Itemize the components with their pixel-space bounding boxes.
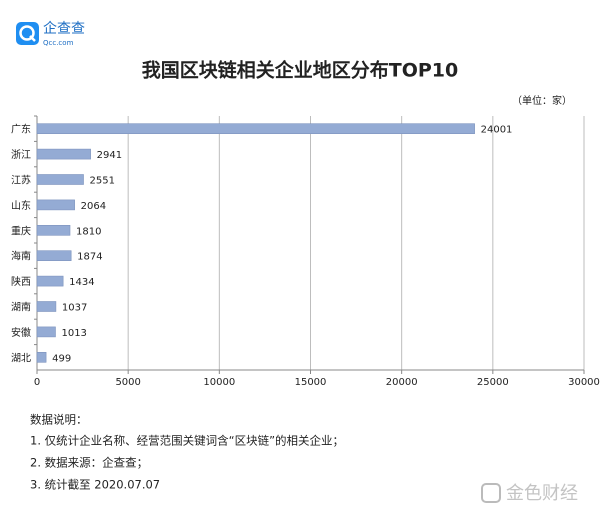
y-tick-label: 安徽 [11,326,31,339]
bar [36,174,84,185]
y-tick-label: 重庆 [11,224,31,237]
logo-icon-tail [29,35,36,42]
x-tick-label: 25000 [477,377,509,388]
watermark-icon [481,483,501,503]
value-label: 2551 [90,176,115,187]
value-label: 1013 [61,328,86,339]
value-label: 1810 [76,226,101,237]
x-tick-label: 20000 [386,377,418,388]
x-tick-label: 0 [34,377,40,388]
chart-title: 我国区块链相关企业地区分布TOP10 [142,59,458,82]
logo-icon-q [19,25,35,41]
value-label: 2941 [97,150,122,161]
note-item: 3. 统计截至 2020.07.07 [30,478,160,492]
value-label: 24001 [481,125,513,136]
value-label: 499 [52,353,71,364]
bar [36,301,57,312]
y-tick-label: 江苏 [11,174,31,187]
bar [36,148,91,160]
unit-label: （单位：家） [512,94,572,107]
bar [36,123,475,134]
logo-name: 企查查 [43,20,85,37]
bar [36,351,47,363]
x-tick-label: 15000 [295,377,327,388]
y-tick-label: 湖北 [11,352,31,364]
watermark: 金色财经 [506,483,578,504]
y-tick-label: 山东 [11,199,31,212]
value-label: 1874 [77,252,102,263]
bar [36,275,64,287]
bar [36,326,56,338]
value-label: 2064 [81,201,106,212]
x-tick-label: 10000 [203,377,235,388]
y-tick-label: 浙江 [11,149,31,161]
y-tick-label: 海南 [11,250,31,263]
bar [36,250,72,261]
x-tick-label: 5000 [115,377,140,388]
logo: 企查查 Qcc.com [16,20,85,47]
notes-title: 数据说明： [30,413,88,427]
y-tick-label: 广东 [11,123,31,136]
logo-site: Qcc.com [43,39,74,47]
value-label: 1037 [62,303,87,314]
y-tick-label: 陕西 [11,275,31,288]
x-tick-label: 30000 [568,377,600,388]
bar [36,199,75,211]
note-item: 1. 仅统计企业名称、经营范围关键词含“区块链”的相关企业； [30,434,344,448]
bar [36,225,71,236]
note-item: 2. 数据来源：企查查； [30,456,148,470]
y-tick-label: 湖南 [11,301,31,314]
value-label: 1434 [69,277,94,288]
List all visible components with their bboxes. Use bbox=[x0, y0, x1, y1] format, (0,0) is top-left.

- **WRITTEN INSTRUCTION**: Change "value-label" to "data-label" wherever it occurs in the listing above, and reproduce every line with nothing else altered. Leave the picture out.

- **THE RESULT**:
Itemize the components with their pixel-space bounding boxes.
y-tick-label: 安徽 [11,326,31,339]
bar [36,174,84,185]
y-tick-label: 重庆 [11,224,31,237]
logo-icon-tail [29,35,36,42]
x-tick-label: 25000 [477,377,509,388]
watermark-icon [481,483,501,503]
data-label: 2551 [90,176,115,187]
data-label: 1013 [61,328,86,339]
data-label: 1810 [76,226,101,237]
x-tick-label: 20000 [386,377,418,388]
x-tick-label: 0 [34,377,40,388]
chart-title: 我国区块链相关企业地区分布TOP10 [142,59,458,82]
logo-icon-q [19,25,35,41]
data-label: 2941 [97,150,122,161]
note-item: 3. 统计截至 2020.07.07 [30,478,160,492]
data-label: 24001 [481,125,513,136]
data-label: 499 [52,353,71,364]
bar [36,301,57,312]
y-tick-label: 江苏 [11,174,31,187]
bar [36,148,91,160]
unit-label: （单位：家） [512,94,572,107]
bar [36,123,475,134]
logo-name: 企查查 [43,20,85,37]
bar [36,351,47,363]
x-tick-label: 15000 [295,377,327,388]
y-tick-label: 湖北 [11,352,31,364]
watermark: 金色财经 [506,483,578,504]
y-tick-label: 山东 [11,199,31,212]
data-label: 1874 [77,252,102,263]
bar [36,275,64,287]
bar [36,326,56,338]
data-label: 2064 [81,201,106,212]
x-tick-label: 10000 [203,377,235,388]
y-tick-label: 浙江 [11,149,31,161]
y-tick-label: 海南 [11,250,31,263]
bar [36,250,72,261]
x-tick-label: 5000 [115,377,140,388]
logo: 企查查 Qcc.com [16,20,85,47]
notes-title: 数据说明： [30,413,88,427]
y-tick-label: 广东 [11,123,31,136]
logo-site: Qcc.com [43,39,74,47]
data-label: 1037 [62,303,87,314]
y-tick-label: 陕西 [11,275,31,288]
x-tick-label: 30000 [568,377,600,388]
bar [36,199,75,211]
note-item: 1. 仅统计企业名称、经营范围关键词含“区块链”的相关企业； [30,434,344,448]
bar [36,225,71,236]
note-item: 2. 数据来源：企查查； [30,456,148,470]
y-tick-label: 湖南 [11,301,31,314]
data-label: 1434 [69,277,94,288]
List all visible components with their bboxes. Use bbox=[x0, y0, x1, y1] format, (0,0) is top-left.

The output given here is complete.